EXERCISE REQUIREMENTS -> Reproduce every one of the items below verbatim, line for line, and leave the pictures out of your answer.
## START DATA PROVIDED
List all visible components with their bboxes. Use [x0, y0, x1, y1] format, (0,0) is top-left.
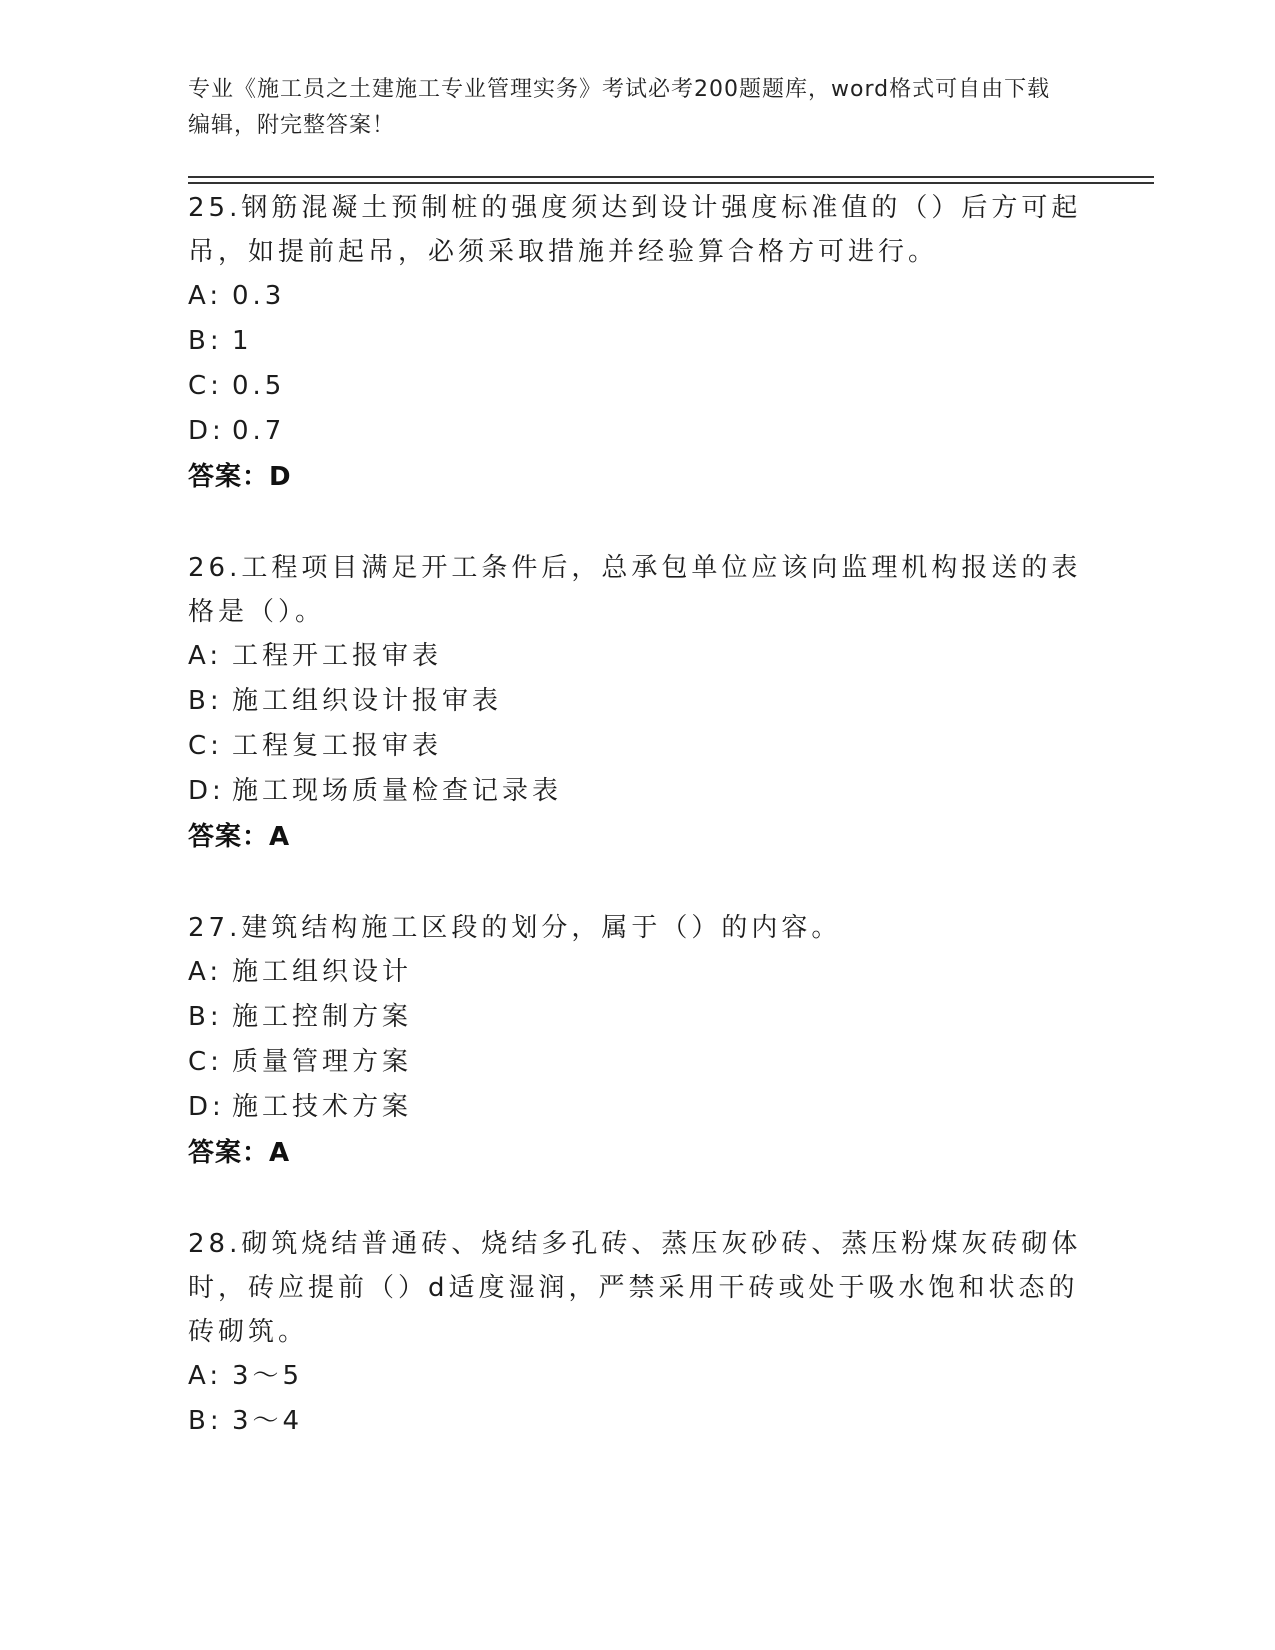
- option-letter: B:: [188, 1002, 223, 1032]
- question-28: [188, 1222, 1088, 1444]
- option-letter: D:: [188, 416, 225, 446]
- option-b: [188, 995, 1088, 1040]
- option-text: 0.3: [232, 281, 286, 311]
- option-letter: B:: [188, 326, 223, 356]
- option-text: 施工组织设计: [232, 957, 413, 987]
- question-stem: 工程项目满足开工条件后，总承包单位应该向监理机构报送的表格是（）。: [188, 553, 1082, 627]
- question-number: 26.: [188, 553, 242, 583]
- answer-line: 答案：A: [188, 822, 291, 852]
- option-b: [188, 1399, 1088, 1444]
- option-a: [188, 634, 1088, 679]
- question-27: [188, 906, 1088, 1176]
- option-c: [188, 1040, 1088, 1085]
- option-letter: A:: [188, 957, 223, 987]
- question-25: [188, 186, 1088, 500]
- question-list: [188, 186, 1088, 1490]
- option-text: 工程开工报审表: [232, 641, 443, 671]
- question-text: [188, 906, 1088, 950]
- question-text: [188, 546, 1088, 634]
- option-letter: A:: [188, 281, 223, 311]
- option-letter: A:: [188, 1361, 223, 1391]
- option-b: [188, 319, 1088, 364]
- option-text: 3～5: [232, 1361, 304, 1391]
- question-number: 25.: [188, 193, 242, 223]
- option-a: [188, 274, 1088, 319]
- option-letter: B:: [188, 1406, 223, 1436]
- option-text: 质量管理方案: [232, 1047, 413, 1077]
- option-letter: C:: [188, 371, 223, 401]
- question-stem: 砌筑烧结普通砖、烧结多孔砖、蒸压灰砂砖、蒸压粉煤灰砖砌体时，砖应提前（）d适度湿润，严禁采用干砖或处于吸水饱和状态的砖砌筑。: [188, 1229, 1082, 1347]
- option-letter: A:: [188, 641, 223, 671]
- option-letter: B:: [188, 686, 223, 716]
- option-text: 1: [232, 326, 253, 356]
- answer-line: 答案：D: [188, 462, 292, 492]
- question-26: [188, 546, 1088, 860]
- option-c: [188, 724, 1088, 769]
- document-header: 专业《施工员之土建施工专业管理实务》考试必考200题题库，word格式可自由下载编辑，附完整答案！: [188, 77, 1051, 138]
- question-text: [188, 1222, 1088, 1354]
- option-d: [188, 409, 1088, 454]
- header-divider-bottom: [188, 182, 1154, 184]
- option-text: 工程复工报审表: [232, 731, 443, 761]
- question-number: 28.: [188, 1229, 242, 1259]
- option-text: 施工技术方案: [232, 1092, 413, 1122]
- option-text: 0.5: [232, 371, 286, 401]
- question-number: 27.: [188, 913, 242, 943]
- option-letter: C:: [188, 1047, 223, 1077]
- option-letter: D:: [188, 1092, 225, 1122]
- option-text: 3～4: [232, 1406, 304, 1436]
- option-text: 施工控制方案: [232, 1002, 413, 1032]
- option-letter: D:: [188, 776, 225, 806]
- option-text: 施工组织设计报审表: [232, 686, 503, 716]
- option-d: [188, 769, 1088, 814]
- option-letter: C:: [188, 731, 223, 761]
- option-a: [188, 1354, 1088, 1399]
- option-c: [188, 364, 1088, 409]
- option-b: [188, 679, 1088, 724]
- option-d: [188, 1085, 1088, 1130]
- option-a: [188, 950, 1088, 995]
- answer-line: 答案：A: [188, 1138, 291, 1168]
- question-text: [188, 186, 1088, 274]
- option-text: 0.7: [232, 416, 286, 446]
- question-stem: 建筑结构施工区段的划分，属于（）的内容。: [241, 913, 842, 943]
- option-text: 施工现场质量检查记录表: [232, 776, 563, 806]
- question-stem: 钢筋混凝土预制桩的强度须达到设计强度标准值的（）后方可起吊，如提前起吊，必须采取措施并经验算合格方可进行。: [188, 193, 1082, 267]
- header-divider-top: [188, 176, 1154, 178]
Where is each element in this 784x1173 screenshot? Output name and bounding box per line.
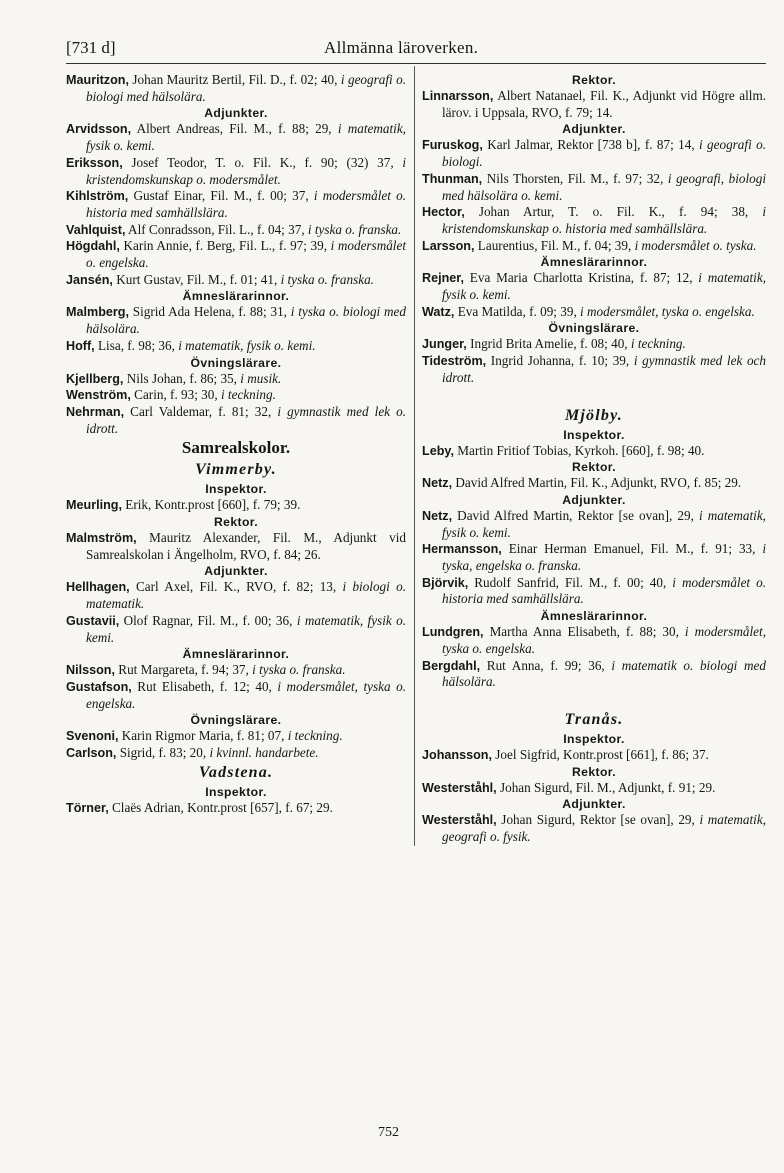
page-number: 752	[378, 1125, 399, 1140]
## END DATA PROVIDED
WORKED SOLUTION ->
List all visible components with their bboxes. Use [x0, y0, x1, y1] format, (0,0) is top-left.
- option-letter: B:: [188, 1002, 223, 1032]
- question-28: [188, 1222, 1088, 1444]
- option-letter: D:: [188, 416, 225, 446]
- option-b: [188, 995, 1088, 1040]
- option-text: 0.3: [232, 281, 286, 311]
- option-letter: B:: [188, 326, 223, 356]
- option-text: 施工组织设计: [232, 957, 413, 987]
- question-stem: 工程项目满足开工条件后，总承包单位应该向监理机构报送的表格是（）。: [188, 553, 1082, 627]
- question-number: 26.: [188, 553, 242, 583]
- answer-line: 答案：A: [188, 822, 291, 852]
- option-b: [188, 1399, 1088, 1444]
- option-a: [188, 634, 1088, 679]
- question-27: [188, 906, 1088, 1176]
- option-c: [188, 1040, 1088, 1085]
- option-letter: A:: [188, 957, 223, 987]
- question-25: [188, 186, 1088, 500]
- question-list: [188, 186, 1088, 1490]
- option-text: 工程开工报审表: [232, 641, 443, 671]
- question-text: [188, 906, 1088, 950]
- question-text: [188, 546, 1088, 634]
- option-letter: A:: [188, 281, 223, 311]
- option-letter: A:: [188, 1361, 223, 1391]
- option-b: [188, 319, 1088, 364]
- option-text: 3～5: [232, 1361, 304, 1391]
- question-number: 25.: [188, 193, 242, 223]
- option-a: [188, 274, 1088, 319]
- option-letter: B:: [188, 1406, 223, 1436]
- option-text: 质量管理方案: [232, 1047, 413, 1077]
- option-letter: C:: [188, 371, 223, 401]
- question-stem: 砌筑烧结普通砖、烧结多孔砖、蒸压灰砂砖、蒸压粉煤灰砖砌体时，砖应提前（）d适度湿润，严禁采用干砖或处于吸水饱和状态的砖砌筑。: [188, 1229, 1082, 1347]
- option-letter: A:: [188, 641, 223, 671]
- option-letter: B:: [188, 686, 223, 716]
- option-text: 1: [232, 326, 253, 356]
- answer-line: 答案：D: [188, 462, 292, 492]
- question-26: [188, 546, 1088, 860]
- option-c: [188, 724, 1088, 769]
- document-header: 专业《施工员之土建施工专业管理实务》考试必考200题题库，word格式可自由下载编辑，附完整答案！: [188, 77, 1051, 138]
- question-text: [188, 1222, 1088, 1354]
- option-d: [188, 409, 1088, 454]
- header-divider-bottom: [188, 182, 1154, 184]
- option-text: 工程复工报审表: [232, 731, 443, 761]
- question-number: 28.: [188, 1229, 242, 1259]
- option-text: 施工技术方案: [232, 1092, 413, 1122]
- option-text: 0.5: [232, 371, 286, 401]
- question-number: 27.: [188, 913, 242, 943]
- option-letter: C:: [188, 1047, 223, 1077]
- option-letter: D:: [188, 1092, 225, 1122]
- option-text: 3～4: [232, 1406, 304, 1436]
- option-text: 施工控制方案: [232, 1002, 413, 1032]
- option-letter: D:: [188, 776, 225, 806]
- option-text: 施工组织设计报审表: [232, 686, 503, 716]
- option-d: [188, 769, 1088, 814]
- option-letter: C:: [188, 731, 223, 761]
- option-a: [188, 1354, 1088, 1399]
- option-c: [188, 364, 1088, 409]
- option-b: [188, 679, 1088, 724]
- option-d: [188, 1085, 1088, 1130]
- option-a: [188, 950, 1088, 995]
- answer-line: 答案：A: [188, 1138, 291, 1168]
- question-text: [188, 186, 1088, 274]
- option-text: 0.7: [232, 416, 286, 446]
- question-stem: 建筑结构施工区段的划分，属于（）的内容。: [241, 913, 842, 943]
- option-text: 施工现场质量检查记录表: [232, 776, 563, 806]
- question-stem: 钢筋混凝土预制桩的强度须达到设计强度标准值的（）后方可起吊，如提前起吊，必须采取措施并经验算合格方可进行。: [188, 193, 1082, 267]
- header-divider-top: [188, 176, 1154, 178]
Where is each element in this 784x1173 screenshot? Output name and bounding box per line.
page-number: 752	[378, 1125, 399, 1140]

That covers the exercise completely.